Stored records
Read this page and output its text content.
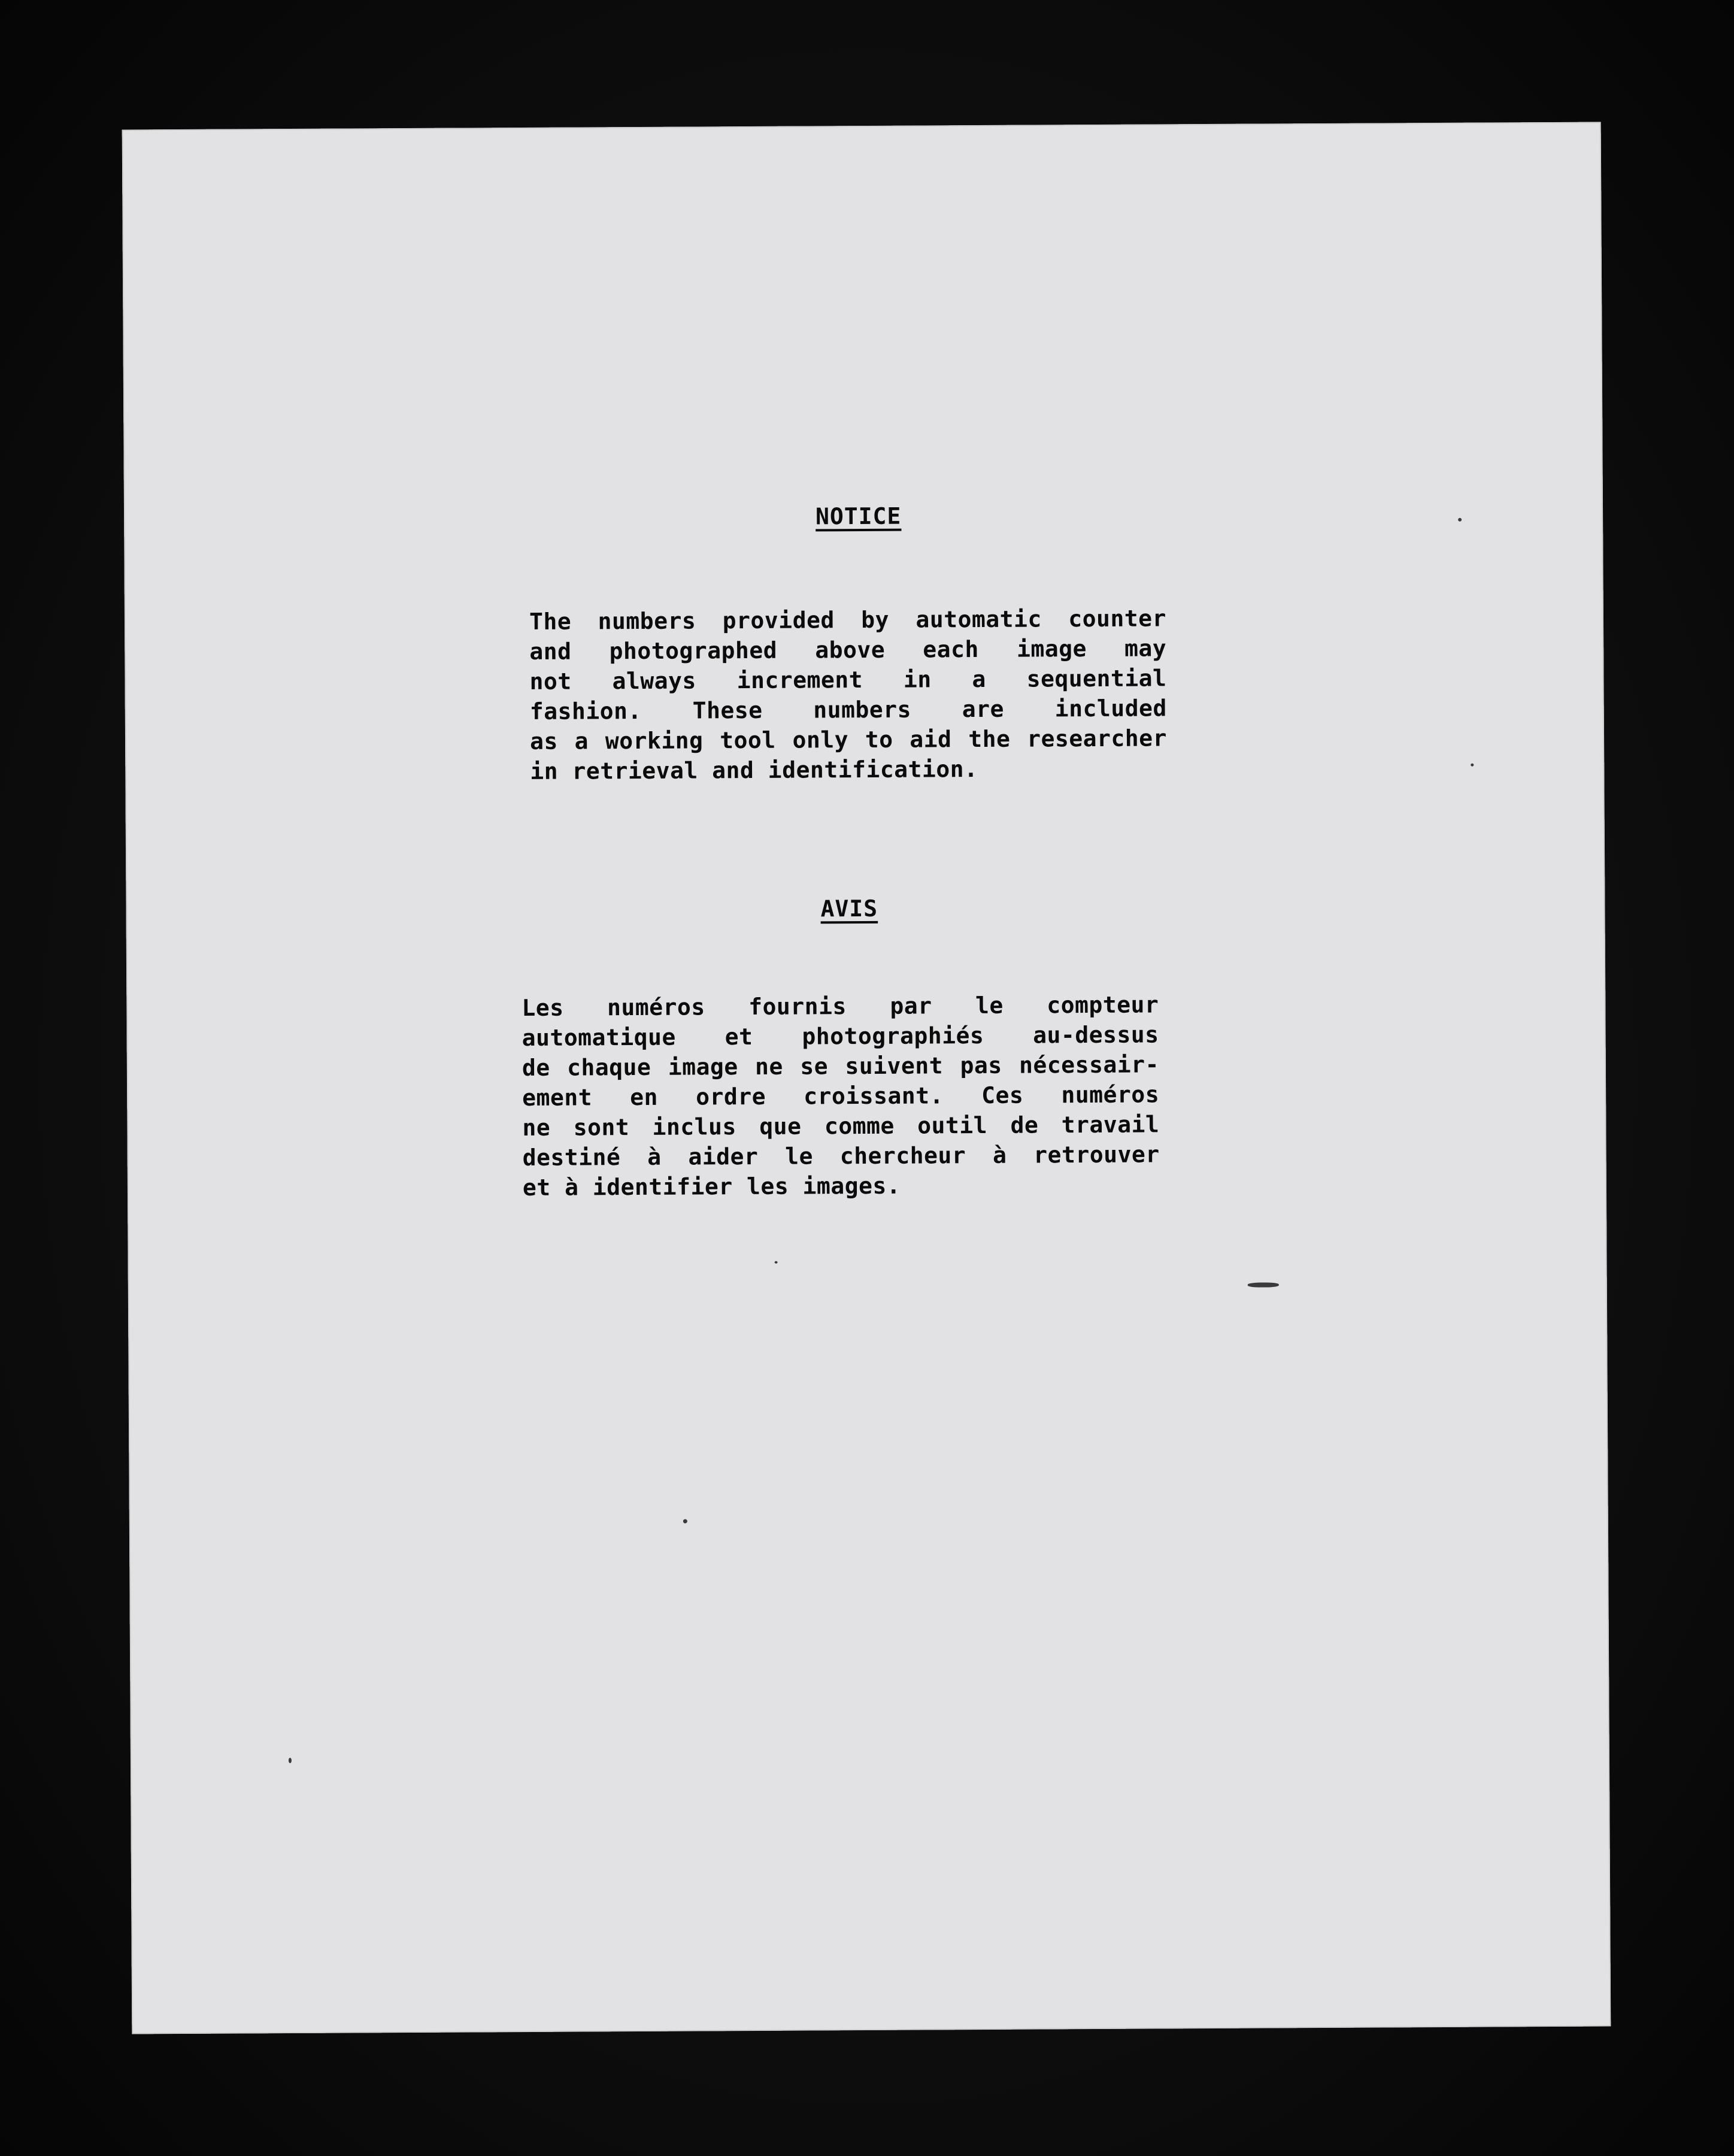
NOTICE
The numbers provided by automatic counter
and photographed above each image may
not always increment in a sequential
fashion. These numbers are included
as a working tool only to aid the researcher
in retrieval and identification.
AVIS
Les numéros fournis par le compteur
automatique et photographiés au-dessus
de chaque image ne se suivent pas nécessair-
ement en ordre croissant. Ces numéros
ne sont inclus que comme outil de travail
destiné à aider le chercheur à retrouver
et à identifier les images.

**WHAT TO WORK ON:** Return the full material word for word. Do not include the pictures.

**PROBLEM SOLUTION:**
Read this page and output its text content.
NOTICE
The numbers provided by automatic counter
and photographed above each image may
not always increment in a sequential
fashion. These numbers are included
as a working tool only to aid the researcher
in retrieval and identification.
AVIS
Les numéros fournis par le compteur
automatique et photographiés au-dessus
de chaque image ne se suivent pas nécessair-
ement en ordre croissant. Ces numéros
ne sont inclus que comme outil de travail
destiné à aider le chercheur à retrouver
et à identifier les images.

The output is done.